What to work on = Every entry needs to be printed exactly, please.
## START Extracted material
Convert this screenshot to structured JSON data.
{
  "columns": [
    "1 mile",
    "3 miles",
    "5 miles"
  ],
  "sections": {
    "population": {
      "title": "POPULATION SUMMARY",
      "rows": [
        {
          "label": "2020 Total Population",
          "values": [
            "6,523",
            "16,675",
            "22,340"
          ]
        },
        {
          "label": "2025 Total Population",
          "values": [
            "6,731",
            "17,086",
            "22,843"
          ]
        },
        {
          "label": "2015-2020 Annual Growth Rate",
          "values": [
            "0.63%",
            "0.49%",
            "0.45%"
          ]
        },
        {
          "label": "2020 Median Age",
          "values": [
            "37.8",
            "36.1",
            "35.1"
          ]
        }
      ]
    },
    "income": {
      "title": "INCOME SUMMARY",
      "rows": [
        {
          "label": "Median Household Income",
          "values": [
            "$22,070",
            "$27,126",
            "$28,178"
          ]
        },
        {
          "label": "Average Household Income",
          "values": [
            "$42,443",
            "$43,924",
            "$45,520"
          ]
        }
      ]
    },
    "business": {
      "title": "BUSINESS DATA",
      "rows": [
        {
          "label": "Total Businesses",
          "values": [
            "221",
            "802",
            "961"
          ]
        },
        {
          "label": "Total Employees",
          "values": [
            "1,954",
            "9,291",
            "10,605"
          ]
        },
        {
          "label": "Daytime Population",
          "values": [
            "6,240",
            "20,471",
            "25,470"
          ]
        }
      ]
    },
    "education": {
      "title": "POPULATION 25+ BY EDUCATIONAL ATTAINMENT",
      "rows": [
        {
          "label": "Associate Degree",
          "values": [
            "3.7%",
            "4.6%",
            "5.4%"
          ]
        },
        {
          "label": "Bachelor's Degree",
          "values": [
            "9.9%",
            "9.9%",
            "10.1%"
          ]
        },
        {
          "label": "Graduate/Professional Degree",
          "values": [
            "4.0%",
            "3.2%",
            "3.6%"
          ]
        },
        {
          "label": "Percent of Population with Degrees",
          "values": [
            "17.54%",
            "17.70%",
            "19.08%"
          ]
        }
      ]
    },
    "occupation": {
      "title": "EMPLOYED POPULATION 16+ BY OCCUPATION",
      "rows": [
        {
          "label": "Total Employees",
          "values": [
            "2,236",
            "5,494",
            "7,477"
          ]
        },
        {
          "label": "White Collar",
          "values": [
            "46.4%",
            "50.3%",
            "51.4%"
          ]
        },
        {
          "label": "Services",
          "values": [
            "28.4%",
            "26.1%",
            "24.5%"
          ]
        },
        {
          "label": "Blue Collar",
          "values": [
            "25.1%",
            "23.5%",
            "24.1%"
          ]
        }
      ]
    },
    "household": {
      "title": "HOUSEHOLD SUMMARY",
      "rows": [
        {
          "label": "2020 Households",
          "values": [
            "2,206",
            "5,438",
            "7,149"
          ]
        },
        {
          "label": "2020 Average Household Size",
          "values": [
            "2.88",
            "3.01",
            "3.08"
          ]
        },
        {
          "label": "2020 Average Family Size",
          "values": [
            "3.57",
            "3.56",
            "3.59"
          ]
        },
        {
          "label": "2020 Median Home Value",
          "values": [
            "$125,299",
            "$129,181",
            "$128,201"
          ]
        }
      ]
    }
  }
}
## END Extracted material
Task answer =
Convert this screenshot to structured JSON data.
{
  "columns": [
    "1 mile",
    "3 miles",
    "5 miles"
  ],
  "sections": {
    "population": {
      "title": "POPULATION SUMMARY",
      "rows": [
        {
          "label": "2020 Total Population",
          "values": [
            "6,523",
            "16,675",
            "22,340"
          ]
        },
        {
          "label": "2025 Total Population",
          "values": [
            "6,731",
            "17,086",
            "22,843"
          ]
        },
        {
          "label": "2015-2020 Annual Growth Rate",
          "values": [
            "0.63%",
            "0.49%",
            "0.45%"
          ]
        },
        {
          "label": "2020 Median Age",
          "values": [
            "37.8",
            "36.1",
            "35.1"
          ]
        }
      ]
    },
    "income": {
      "title": "INCOME SUMMARY",
      "rows": [
        {
          "label": "Median Household Income",
          "values": [
            "$22,070",
            "$27,126",
            "$28,178"
          ]
        },
        {
          "label": "Average Household Income",
          "values": [
            "$42,443",
            "$43,924",
            "$45,520"
          ]
        }
      ]
    },
    "business": {
      "title": "BUSINESS DATA",
      "rows": [
        {
          "label": "Total Businesses",
          "values": [
            "221",
            "802",
            "961"
          ]
        },
        {
          "label": "Total Employees",
          "values": [
            "1,954",
            "9,291",
            "10,605"
          ]
        },
        {
          "label": "Daytime Population",
          "values": [
            "6,240",
            "20,471",
            "25,470"
          ]
        }
      ]
    },
    "education": {
      "title": "POPULATION 25+ BY EDUCATIONAL ATTAINMENT",
      "rows": [
        {
          "label": "Associate Degree",
          "values": [
            "3.7%",
            "4.6%",
            "5.4%"
          ]
        },
        {
          "label": "Bachelor's Degree",
          "values": [
            "9.9%",
            "9.9%",
            "10.1%"
          ]
        },
        {
          "label": "Graduate/Professional Degree",
          "values": [
            "4.0%",
            "3.2%",
            "3.6%"
          ]
        },
        {
          "label": "Percent of Population with Degrees",
          "values": [
            "17.54%",
            "17.70%",
            "19.08%"
          ]
        }
      ]
    },
    "occupation": {
      "title": "EMPLOYED POPULATION 16+ BY OCCUPATION",
      "rows": [
        {
          "label": "Total Employees",
          "values": [
            "2,236",
            "5,494",
            "7,477"
          ]
        },
        {
          "label": "White Collar",
          "values": [
            "46.4%",
            "50.3%",
            "51.4%"
          ]
        },
        {
          "label": "Services",
          "values": [
            "28.4%",
            "26.1%",
            "24.5%"
          ]
        },
        {
          "label": "Blue Collar",
          "values": [
            "25.1%",
            "23.5%",
            "24.1%"
          ]
        }
      ]
    },
    "household": {
      "title": "HOUSEHOLD SUMMARY",
      "rows": [
        {
          "label": "2020 Households",
          "values": [
            "2,206",
            "5,438",
            "7,149"
          ]
        },
        {
          "label": "2020 Average Household Size",
          "values": [
            "2.88",
            "3.01",
            "3.08"
          ]
        },
        {
          "label": "2020 Average Family Size",
          "values": [
            "3.57",
            "3.56",
            "3.59"
          ]
        },
        {
          "label": "2020 Median Home Value",
          "values": [
            "$125,299",
            "$129,181",
            "$128,201"
          ]
        }
      ]
    }
  }
}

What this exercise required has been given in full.